▶ _REQUIRED TASK_: Please print the full listing exactly.

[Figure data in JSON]

+++++

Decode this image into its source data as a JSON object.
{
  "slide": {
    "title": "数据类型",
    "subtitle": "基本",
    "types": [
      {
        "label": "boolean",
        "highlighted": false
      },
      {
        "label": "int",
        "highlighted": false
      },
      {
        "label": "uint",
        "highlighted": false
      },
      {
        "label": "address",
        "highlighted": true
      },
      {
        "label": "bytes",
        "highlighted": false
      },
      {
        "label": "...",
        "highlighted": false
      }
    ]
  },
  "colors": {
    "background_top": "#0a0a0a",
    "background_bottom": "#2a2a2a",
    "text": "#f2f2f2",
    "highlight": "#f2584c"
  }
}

+++++

▶ _COMPLETED EXERCISE_:
Decode this image into its source data as a JSON object.
{
  "slide": {
    "title": "数据类型",
    "subtitle": "基本",
    "types": [
      {
        "label": "boolean",
        "highlighted": false
      },
      {
        "label": "int",
        "highlighted": false
      },
      {
        "label": "uint",
        "highlighted": false
      },
      {
        "label": "address",
        "highlighted": true
      },
      {
        "label": "bytes",
        "highlighted": false
      },
      {
        "label": "...",
        "highlighted": false
      }
    ]
  },
  "colors": {
    "background_top": "#0a0a0a",
    "background_bottom": "#2a2a2a",
    "text": "#f2f2f2",
    "highlight": "#f2584c"
  }
}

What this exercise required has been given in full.